* The request
Pictures do not belong in your copy. Repeat all the other data exactly.

--- START OF Record excerpts ---

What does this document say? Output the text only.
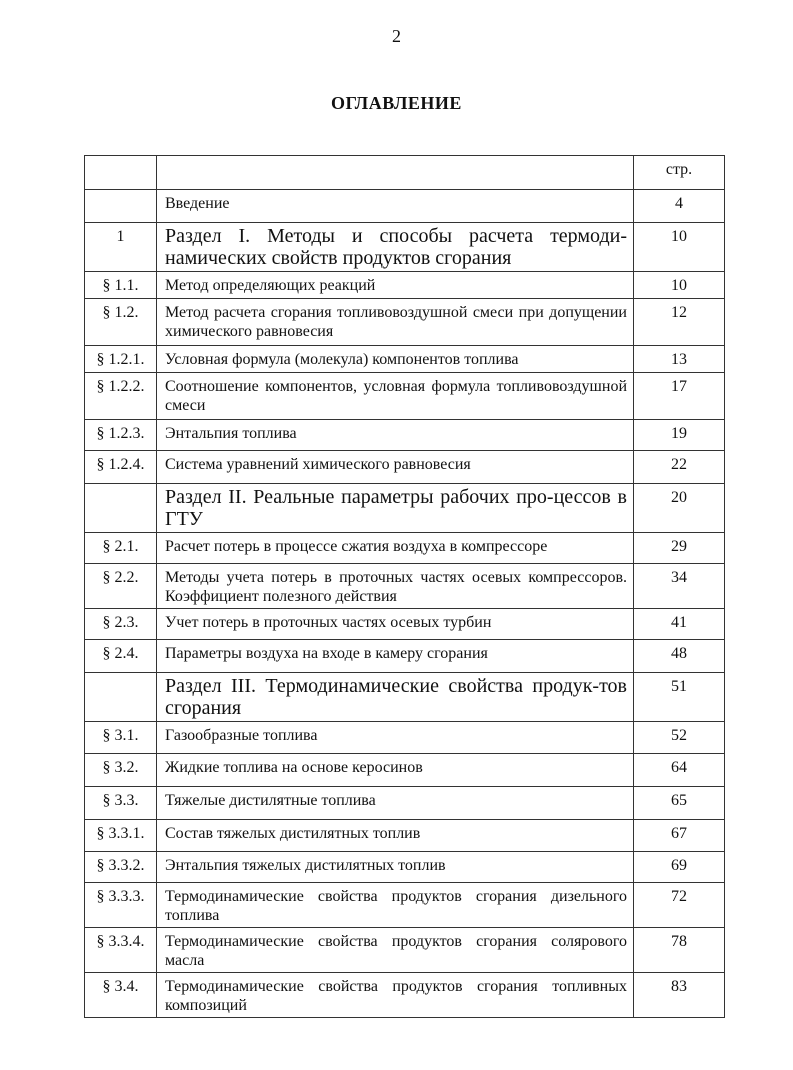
2
ОГЛАВЛЕНИЕ
		стр.
	Введение	4
1	Раздел I. Методы и способы расчета термоди-намических свойств продуктов сгорания	10
§ 1.1.	Метод определяющих реакций	10
§ 1.2.	Метод расчета сгорания топливовоздушной смеси при допущении химического равновесия	12
§ 1.2.1.	Условная формула (молекула) компонентов топлива	13
§ 1.2.2.	Соотношение компонентов, условная формула топливовоздушной смеси	17
§ 1.2.3.	Энтальпия топлива	19
§ 1.2.4.	Система уравнений химического равновесия	22
	Раздел II. Реальные параметры рабочих про-цессов в ГТУ	20
§ 2.1.	Расчет потерь в процессе сжатия воздуха в компрессоре	29
§ 2.2.	Методы учета потерь в проточных частях осевых компрессоров. Коэффициент полезного действия	34
§ 2.3.	Учет потерь в проточных частях осевых турбин	41
§ 2.4.	Параметры воздуха на входе в камеру сгорания	48
	Раздел III. Термодинамические свойства продук-тов сгорания	51
§ 3.1.	Газообразные топлива	52
§ 3.2.	Жидкие топлива на основе керосинов	64
§ 3.3.	Тяжелые дистилятные топлива	65
§ 3.3.1.	Состав тяжелых дистилятных топлив	67
§ 3.3.2.	Энтальпия тяжелых дистилятных топлив	69
§ 3.3.3.	Термодинамические свойства продуктов сгорания дизельного топлива	72
§ 3.3.4.	Термодинамические свойства продуктов сгорания солярового масла	78
§ 3.4.	Термодинамические свойства продуктов сгорания топливных композиций	83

--- END OF Record excerpts ---

* Problem solution
What does this document say? Output the text only.
2
ОГЛАВЛЕНИЕ
		стр.
	Введение	4
1	Раздел I. Методы и способы расчета термоди-намических свойств продуктов сгорания	10
§ 1.1.	Метод определяющих реакций	10
§ 1.2.	Метод расчета сгорания топливовоздушной смеси при допущении химического равновесия	12
§ 1.2.1.	Условная формула (молекула) компонентов топлива	13
§ 1.2.2.	Соотношение компонентов, условная формула топливовоздушной смеси	17
§ 1.2.3.	Энтальпия топлива	19
§ 1.2.4.	Система уравнений химического равновесия	22
	Раздел II. Реальные параметры рабочих про-цессов в ГТУ	20
§ 2.1.	Расчет потерь в процессе сжатия воздуха в компрессоре	29
§ 2.2.	Методы учета потерь в проточных частях осевых компрессоров. Коэффициент полезного действия	34
§ 2.3.	Учет потерь в проточных частях осевых турбин	41
§ 2.4.	Параметры воздуха на входе в камеру сгорания	48
	Раздел III. Термодинамические свойства продук-тов сгорания	51
§ 3.1.	Газообразные топлива	52
§ 3.2.	Жидкие топлива на основе керосинов	64
§ 3.3.	Тяжелые дистилятные топлива	65
§ 3.3.1.	Состав тяжелых дистилятных топлив	67
§ 3.3.2.	Энтальпия тяжелых дистилятных топлив	69
§ 3.3.3.	Термодинамические свойства продуктов сгорания дизельного топлива	72
§ 3.3.4.	Термодинамические свойства продуктов сгорания солярового масла	78
§ 3.4.	Термодинамические свойства продуктов сгорания топливных композиций	83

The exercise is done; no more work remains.